** EXERCISE BRIEF **
Copy out each line that has "icon" in it.
# START OF EXERCISE MATERIAL
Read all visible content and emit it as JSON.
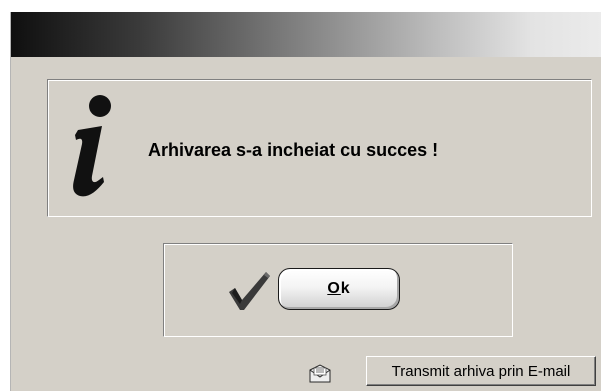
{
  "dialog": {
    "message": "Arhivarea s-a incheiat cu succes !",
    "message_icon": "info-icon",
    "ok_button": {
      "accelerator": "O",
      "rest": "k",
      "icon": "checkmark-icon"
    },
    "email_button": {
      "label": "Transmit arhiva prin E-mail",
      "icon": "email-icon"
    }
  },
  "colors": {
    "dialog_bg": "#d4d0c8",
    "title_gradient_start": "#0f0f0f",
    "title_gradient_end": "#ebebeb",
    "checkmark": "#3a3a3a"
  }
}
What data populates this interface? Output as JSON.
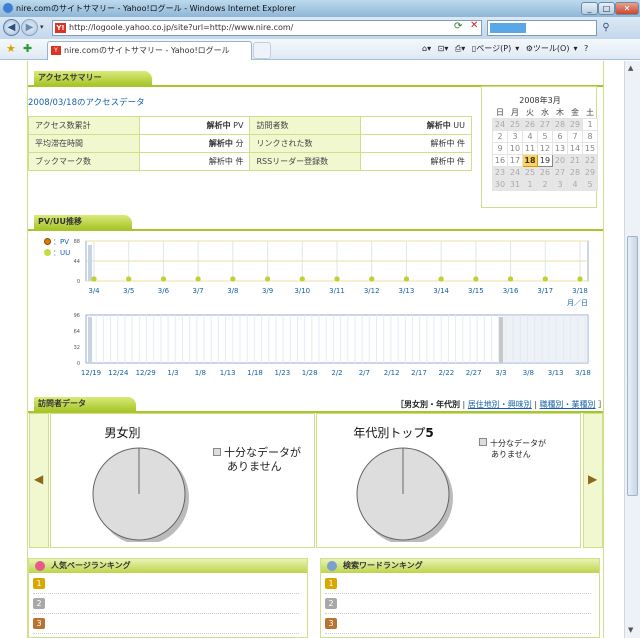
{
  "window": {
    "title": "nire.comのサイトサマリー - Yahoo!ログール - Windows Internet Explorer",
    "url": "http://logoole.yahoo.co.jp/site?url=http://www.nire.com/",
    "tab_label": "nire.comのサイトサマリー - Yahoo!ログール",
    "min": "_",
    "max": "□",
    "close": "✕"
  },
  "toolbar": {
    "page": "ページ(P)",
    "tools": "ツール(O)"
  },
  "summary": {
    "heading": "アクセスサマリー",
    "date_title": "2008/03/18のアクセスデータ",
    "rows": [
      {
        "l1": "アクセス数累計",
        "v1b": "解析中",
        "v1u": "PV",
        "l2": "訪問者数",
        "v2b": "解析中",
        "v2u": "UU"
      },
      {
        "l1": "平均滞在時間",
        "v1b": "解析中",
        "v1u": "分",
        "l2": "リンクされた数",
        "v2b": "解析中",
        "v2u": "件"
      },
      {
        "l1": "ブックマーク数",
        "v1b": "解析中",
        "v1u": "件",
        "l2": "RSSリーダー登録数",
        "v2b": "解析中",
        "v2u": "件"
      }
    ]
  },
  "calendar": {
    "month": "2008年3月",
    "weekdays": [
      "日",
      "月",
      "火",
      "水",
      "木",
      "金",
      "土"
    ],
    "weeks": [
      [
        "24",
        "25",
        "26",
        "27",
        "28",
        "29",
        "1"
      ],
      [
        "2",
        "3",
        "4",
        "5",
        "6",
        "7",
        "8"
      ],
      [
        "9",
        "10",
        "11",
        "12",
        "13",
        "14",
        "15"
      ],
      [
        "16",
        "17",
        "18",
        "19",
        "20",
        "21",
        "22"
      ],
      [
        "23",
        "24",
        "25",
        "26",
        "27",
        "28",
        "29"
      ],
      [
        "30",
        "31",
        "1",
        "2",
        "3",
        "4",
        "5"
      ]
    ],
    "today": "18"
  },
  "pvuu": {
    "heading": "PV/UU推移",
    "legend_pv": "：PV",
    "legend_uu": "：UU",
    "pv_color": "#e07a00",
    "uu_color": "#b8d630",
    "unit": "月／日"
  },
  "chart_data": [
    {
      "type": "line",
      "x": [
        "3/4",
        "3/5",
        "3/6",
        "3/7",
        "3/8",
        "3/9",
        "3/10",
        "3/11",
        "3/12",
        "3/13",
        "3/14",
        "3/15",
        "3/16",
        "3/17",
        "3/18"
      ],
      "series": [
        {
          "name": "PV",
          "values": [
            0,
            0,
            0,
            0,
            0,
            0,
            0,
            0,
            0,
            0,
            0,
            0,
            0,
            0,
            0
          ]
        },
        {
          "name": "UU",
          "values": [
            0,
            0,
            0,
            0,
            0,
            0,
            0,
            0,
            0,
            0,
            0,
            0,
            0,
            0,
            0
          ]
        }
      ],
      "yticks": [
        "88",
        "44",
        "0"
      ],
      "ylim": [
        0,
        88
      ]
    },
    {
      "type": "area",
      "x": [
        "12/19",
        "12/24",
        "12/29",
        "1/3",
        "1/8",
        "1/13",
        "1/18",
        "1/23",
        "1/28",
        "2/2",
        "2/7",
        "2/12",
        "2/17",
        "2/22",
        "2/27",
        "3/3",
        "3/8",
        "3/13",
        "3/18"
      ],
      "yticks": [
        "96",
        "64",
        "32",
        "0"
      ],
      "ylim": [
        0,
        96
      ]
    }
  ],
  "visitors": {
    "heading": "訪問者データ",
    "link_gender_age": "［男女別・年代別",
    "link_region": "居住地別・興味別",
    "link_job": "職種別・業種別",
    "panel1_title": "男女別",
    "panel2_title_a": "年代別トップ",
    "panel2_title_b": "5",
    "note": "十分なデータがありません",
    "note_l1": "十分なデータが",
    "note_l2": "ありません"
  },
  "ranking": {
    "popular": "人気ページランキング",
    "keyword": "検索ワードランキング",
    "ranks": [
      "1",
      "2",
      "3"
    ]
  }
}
# END OF EXERCISE MATERIAL
** OUTPUT BELOW **
    "message_icon": "info-icon",
      "icon": "checkmark-icon"
      "icon": "email-icon"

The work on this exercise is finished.